:: STATED GOAL ::
Which lines below hold the word "JSON"? Copy all of them.

:: EXTRACTED ENTRIES ::
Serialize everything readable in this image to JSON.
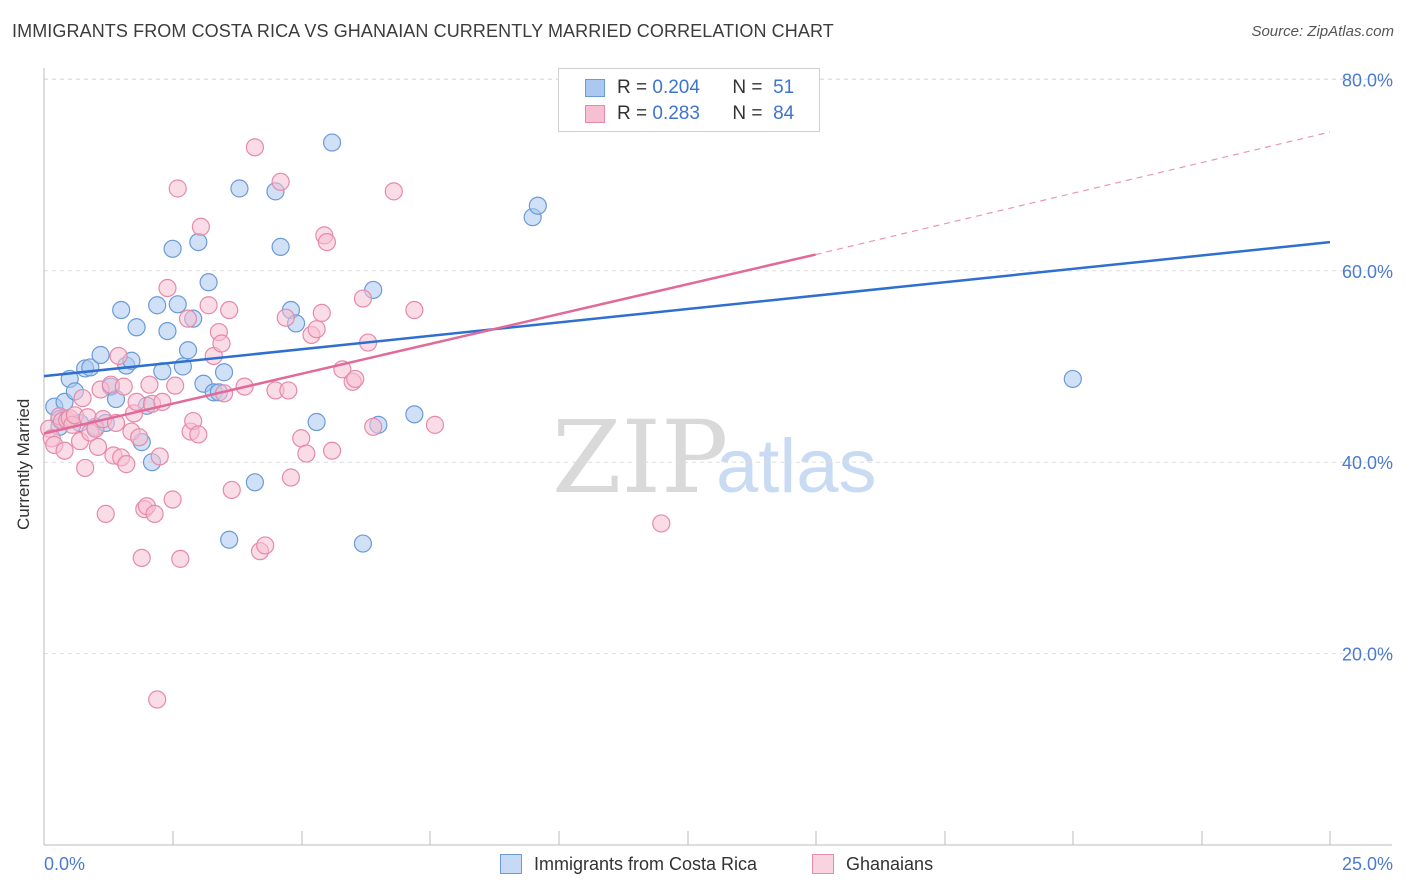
{
  "title": "IMMIGRANTS FROM COSTA RICA VS GHANAIAN CURRENTLY MARRIED CORRELATION CHART",
  "source": "Source: ZipAtlas.com",
  "watermark": {
    "zip": "ZIP",
    "atlas": "atlas"
  },
  "legend": {
    "r_label": "R =",
    "n_label": "N =",
    "series": [
      {
        "r": "0.204",
        "n": "51"
      },
      {
        "r": "0.283",
        "n": "84"
      }
    ]
  },
  "colors": {
    "blue_fill": "#aac8f0",
    "blue_stroke": "#6b9ad8",
    "blue_line": "#2f6fd0",
    "pink_fill": "#f6bfd2",
    "pink_stroke": "#e68aa8",
    "pink_line": "#e06a98",
    "grid": "#dedede",
    "tick_text": "#4a7bd0"
  },
  "chart_data": {
    "type": "scatter",
    "title": "IMMIGRANTS FROM COSTA RICA VS GHANAIAN CURRENTLY MARRIED CORRELATION CHART",
    "xlabel": "",
    "ylabel": "Currently Married",
    "xlim": [
      0,
      25
    ],
    "ylim": [
      0,
      80
    ],
    "x_tick_labels": [
      "0.0%",
      "25.0%"
    ],
    "y_ticks": [
      20,
      40,
      60,
      80
    ],
    "y_tick_labels": [
      "20.0%",
      "40.0%",
      "60.0%",
      "80.0%"
    ],
    "grid": true,
    "series": [
      {
        "name": "Immigrants from Costa Rica",
        "color": "blue",
        "trend": {
          "x0": 0,
          "y0": 49.0,
          "x1": 25,
          "y1": 63.0,
          "dashed_from": null
        },
        "points": [
          [
            0.2,
            45.8
          ],
          [
            0.3,
            44.5
          ],
          [
            0.3,
            43.7
          ],
          [
            0.4,
            46.3
          ],
          [
            0.5,
            48.7
          ],
          [
            0.6,
            47.4
          ],
          [
            0.7,
            44.1
          ],
          [
            0.8,
            49.8
          ],
          [
            0.9,
            49.9
          ],
          [
            1.0,
            43.7
          ],
          [
            1.1,
            51.2
          ],
          [
            1.2,
            44.1
          ],
          [
            1.3,
            47.9
          ],
          [
            1.4,
            46.6
          ],
          [
            1.5,
            55.9
          ],
          [
            1.6,
            50.1
          ],
          [
            1.7,
            50.6
          ],
          [
            1.8,
            54.1
          ],
          [
            1.9,
            42.1
          ],
          [
            2.0,
            45.9
          ],
          [
            2.1,
            40.0
          ],
          [
            2.2,
            56.4
          ],
          [
            2.3,
            49.5
          ],
          [
            2.4,
            53.7
          ],
          [
            2.5,
            62.3
          ],
          [
            2.6,
            56.5
          ],
          [
            2.7,
            50.0
          ],
          [
            2.8,
            51.7
          ],
          [
            2.9,
            55.0
          ],
          [
            3.0,
            63.0
          ],
          [
            3.1,
            48.2
          ],
          [
            3.2,
            58.8
          ],
          [
            3.3,
            47.3
          ],
          [
            3.4,
            47.3
          ],
          [
            3.5,
            49.4
          ],
          [
            3.6,
            31.9
          ],
          [
            3.8,
            68.6
          ],
          [
            4.1,
            37.9
          ],
          [
            4.5,
            68.3
          ],
          [
            4.6,
            62.5
          ],
          [
            4.8,
            55.9
          ],
          [
            4.9,
            54.5
          ],
          [
            5.3,
            44.2
          ],
          [
            5.6,
            73.4
          ],
          [
            6.2,
            31.5
          ],
          [
            6.4,
            58.0
          ],
          [
            6.5,
            43.9
          ],
          [
            7.2,
            45.0
          ],
          [
            9.5,
            65.6
          ],
          [
            9.6,
            66.8
          ],
          [
            20.0,
            48.7
          ]
        ]
      },
      {
        "name": "Ghanaians",
        "color": "pink",
        "trend": {
          "x0": 0,
          "y0": 43.0,
          "x1": 15,
          "y1": 61.7,
          "dashed_to": 25,
          "dashed_y": 74.5
        },
        "points": [
          [
            0.1,
            43.5
          ],
          [
            0.15,
            42.5
          ],
          [
            0.2,
            41.8
          ],
          [
            0.3,
            44.8
          ],
          [
            0.35,
            44.3
          ],
          [
            0.4,
            41.2
          ],
          [
            0.45,
            44.4
          ],
          [
            0.5,
            44.6
          ],
          [
            0.55,
            43.9
          ],
          [
            0.6,
            44.9
          ],
          [
            0.7,
            42.2
          ],
          [
            0.75,
            46.7
          ],
          [
            0.8,
            39.4
          ],
          [
            0.85,
            44.7
          ],
          [
            0.9,
            43.1
          ],
          [
            1.0,
            43.5
          ],
          [
            1.05,
            41.6
          ],
          [
            1.1,
            47.6
          ],
          [
            1.15,
            44.5
          ],
          [
            1.2,
            34.6
          ],
          [
            1.3,
            48.1
          ],
          [
            1.35,
            40.7
          ],
          [
            1.4,
            44.1
          ],
          [
            1.45,
            51.1
          ],
          [
            1.5,
            40.5
          ],
          [
            1.55,
            47.9
          ],
          [
            1.6,
            39.8
          ],
          [
            1.7,
            43.2
          ],
          [
            1.75,
            45.1
          ],
          [
            1.8,
            46.3
          ],
          [
            1.85,
            42.6
          ],
          [
            1.9,
            30.0
          ],
          [
            1.95,
            35.1
          ],
          [
            2.0,
            35.4
          ],
          [
            2.05,
            48.1
          ],
          [
            2.1,
            46.1
          ],
          [
            2.15,
            34.6
          ],
          [
            2.2,
            15.2
          ],
          [
            2.25,
            40.6
          ],
          [
            2.3,
            46.3
          ],
          [
            2.4,
            58.2
          ],
          [
            2.5,
            36.1
          ],
          [
            2.55,
            48.0
          ],
          [
            2.6,
            68.6
          ],
          [
            2.65,
            29.9
          ],
          [
            2.8,
            55.0
          ],
          [
            2.85,
            43.2
          ],
          [
            2.9,
            44.3
          ],
          [
            3.0,
            42.9
          ],
          [
            3.05,
            64.6
          ],
          [
            3.2,
            56.4
          ],
          [
            3.3,
            51.1
          ],
          [
            3.4,
            53.6
          ],
          [
            3.45,
            52.4
          ],
          [
            3.5,
            47.2
          ],
          [
            3.6,
            55.9
          ],
          [
            3.65,
            37.1
          ],
          [
            3.9,
            47.9
          ],
          [
            4.1,
            72.9
          ],
          [
            4.2,
            30.7
          ],
          [
            4.3,
            31.3
          ],
          [
            4.5,
            47.5
          ],
          [
            4.6,
            69.3
          ],
          [
            4.7,
            55.1
          ],
          [
            4.75,
            47.5
          ],
          [
            4.8,
            38.4
          ],
          [
            5.0,
            42.5
          ],
          [
            5.1,
            40.9
          ],
          [
            5.2,
            53.3
          ],
          [
            5.3,
            53.9
          ],
          [
            5.4,
            55.6
          ],
          [
            5.45,
            63.7
          ],
          [
            5.5,
            63.0
          ],
          [
            5.6,
            41.2
          ],
          [
            5.8,
            49.7
          ],
          [
            6.0,
            48.4
          ],
          [
            6.05,
            48.7
          ],
          [
            6.2,
            57.1
          ],
          [
            6.3,
            52.5
          ],
          [
            6.4,
            43.7
          ],
          [
            6.8,
            68.3
          ],
          [
            7.2,
            55.9
          ],
          [
            7.6,
            43.9
          ],
          [
            12.0,
            33.6
          ]
        ]
      }
    ]
  },
  "bottom_legend": {
    "items": [
      {
        "label": "Immigrants from Costa Rica"
      },
      {
        "label": "Ghanaians"
      }
    ]
  }
}
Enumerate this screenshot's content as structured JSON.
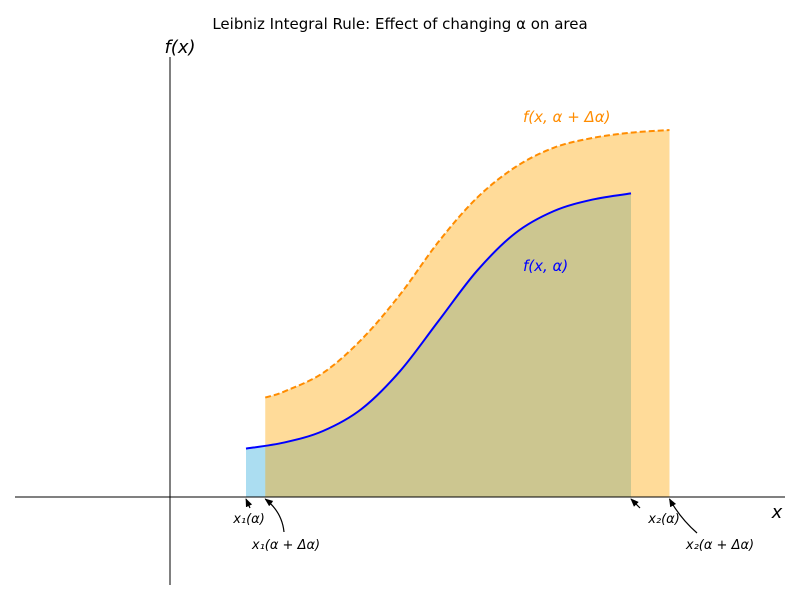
{
  "chart_data": {
    "type": "line",
    "title": "Leibniz Integral Rule: Effect of changing α on area",
    "xlabel": "x",
    "ylabel": "f(x)",
    "xlim": [
      -2,
      8
    ],
    "ylim": [
      -1,
      5
    ],
    "grid": false,
    "series": [
      {
        "name": "f(x, α)",
        "color": "#0000ff",
        "style": "solid",
        "fill_color": "#87ceeb",
        "x": [
          1,
          1.5,
          2,
          2.5,
          3,
          3.5,
          4,
          4.5,
          5,
          5.5,
          6
        ],
        "y": [
          0.55,
          0.62,
          0.75,
          1.0,
          1.43,
          2.0,
          2.57,
          3.0,
          3.25,
          3.38,
          3.45
        ]
      },
      {
        "name": "f(x, α + Δα)",
        "color": "#ff8c00",
        "style": "dashed",
        "fill_color": "#ffa500",
        "x": [
          1.25,
          1.5,
          2,
          2.5,
          3,
          3.5,
          4,
          4.5,
          5,
          5.5,
          6,
          6.5
        ],
        "y": [
          1.13,
          1.2,
          1.41,
          1.79,
          2.3,
          2.9,
          3.4,
          3.75,
          3.97,
          4.08,
          4.14,
          4.17
        ]
      }
    ],
    "annotations": [
      {
        "text": "x₁(α)",
        "x": 1.0
      },
      {
        "text": "x₁(α + Δα)",
        "x": 1.25
      },
      {
        "text": "x₂(α)",
        "x": 6.0
      },
      {
        "text": "x₂(α + Δα)",
        "x": 6.5
      }
    ]
  }
}
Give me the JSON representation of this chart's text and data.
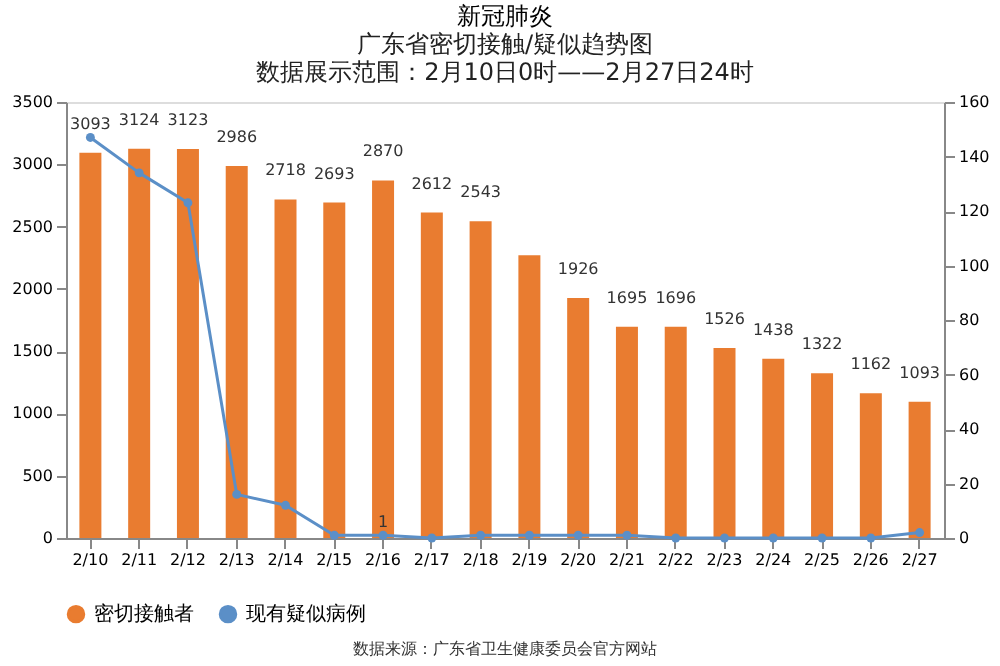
{
  "chart_data": {
    "type": "bar",
    "title": "新冠肺炎",
    "subtitle": "广东省密切接触/疑似趋势图",
    "categories": [
      "2/10",
      "2/11",
      "2/12",
      "2/13",
      "2/14",
      "2/15",
      "2/16",
      "2/17",
      "2/18",
      "2/19",
      "2/20",
      "2/21",
      "2/22",
      "2/23",
      "2/24",
      "2/25",
      "2/26",
      "2/27"
    ],
    "series": [
      {
        "name": "密切接触者",
        "color": "#e97c30",
        "values": [
          3093,
          3124,
          3123,
          2986,
          2718,
          2693,
          2870,
          2612,
          2543,
          2270,
          1926,
          1695,
          1696,
          1526,
          1438,
          1322,
          1162,
          1093
        ],
        "value_labels": [
          "3093",
          "3124",
          "3123",
          "2986",
          "2718",
          "2693",
          "2870",
          "2612",
          "2543",
          null,
          "1926",
          "1695",
          "1696",
          "1526",
          "1438",
          "1322",
          "1162",
          "1093"
        ]
      },
      {
        "name": "现有疑似病例",
        "type": "line",
        "axis": "y2",
        "color": "#5b8fc7",
        "marker": "circle",
        "values": [
          147,
          134,
          123,
          16,
          12,
          1,
          1,
          0,
          1,
          1,
          1,
          1,
          0,
          0,
          0,
          0,
          0,
          2
        ],
        "value_labels": [
          null,
          null,
          null,
          null,
          null,
          null,
          "1",
          null,
          null,
          null,
          null,
          null,
          null,
          null,
          null,
          null,
          null,
          null
        ]
      }
    ],
    "ylim": [
      0,
      3500
    ],
    "yticks": [
      0,
      500,
      1000,
      1500,
      2000,
      2500,
      3000,
      3500
    ],
    "y2lim": [
      0,
      160
    ],
    "y2ticks": [
      0,
      20,
      40,
      60,
      80,
      100,
      120,
      140,
      160
    ],
    "grid": false,
    "legend": "bottom",
    "annotations": [
      "数据展示范围：2月10日0时——2月27日24时",
      "数据来源：广东省卫生健康委员会官方网站"
    ]
  }
}
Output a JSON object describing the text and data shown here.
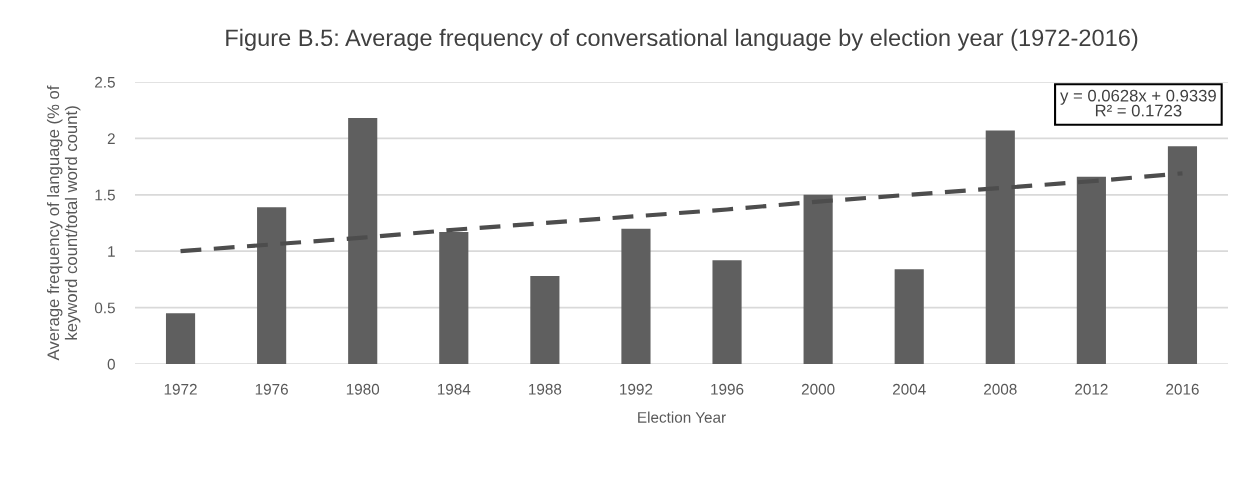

:: COMPLETE RESPONSE ::
Serialize everything readable in this image to JSON.
Enumerate this screenshot's content as structured JSON.
Give me the JSON representation of this chart's text and data.
Output a JSON object describing the text and data shown here.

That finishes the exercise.